Objective
Set down, in full, every record in the block.

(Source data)
•••
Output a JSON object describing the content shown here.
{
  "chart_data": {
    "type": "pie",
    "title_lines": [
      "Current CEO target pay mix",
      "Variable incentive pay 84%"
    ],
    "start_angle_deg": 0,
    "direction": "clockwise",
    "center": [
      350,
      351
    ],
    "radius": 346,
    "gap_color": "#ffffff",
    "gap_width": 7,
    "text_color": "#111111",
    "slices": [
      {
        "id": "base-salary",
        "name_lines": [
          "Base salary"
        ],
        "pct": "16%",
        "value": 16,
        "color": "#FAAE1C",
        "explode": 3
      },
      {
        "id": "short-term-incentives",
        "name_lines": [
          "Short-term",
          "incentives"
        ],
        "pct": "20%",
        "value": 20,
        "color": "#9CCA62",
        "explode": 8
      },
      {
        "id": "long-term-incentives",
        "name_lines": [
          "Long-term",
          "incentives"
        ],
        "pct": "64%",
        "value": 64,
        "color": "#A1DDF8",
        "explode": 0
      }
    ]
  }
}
•••
Task output
Output a JSON object describing the content shown here.
{
  "chart_data": {
    "type": "pie",
    "title_lines": [
      "Current CEO target pay mix",
      "Variable incentive pay 84%"
    ],
    "start_angle_deg": 0,
    "direction": "clockwise",
    "center": [
      350,
      351
    ],
    "radius": 346,
    "gap_color": "#ffffff",
    "gap_width": 7,
    "text_color": "#111111",
    "slices": [
      {
        "id": "base-salary",
        "name_lines": [
          "Base salary"
        ],
        "pct": "16%",
        "value": 16,
        "color": "#FAAE1C",
        "explode": 3
      },
      {
        "id": "short-term-incentives",
        "name_lines": [
          "Short-term",
          "incentives"
        ],
        "pct": "20%",
        "value": 20,
        "color": "#9CCA62",
        "explode": 8
      },
      {
        "id": "long-term-incentives",
        "name_lines": [
          "Long-term",
          "incentives"
        ],
        "pct": "64%",
        "value": 64,
        "color": "#A1DDF8",
        "explode": 0
      }
    ]
  }
}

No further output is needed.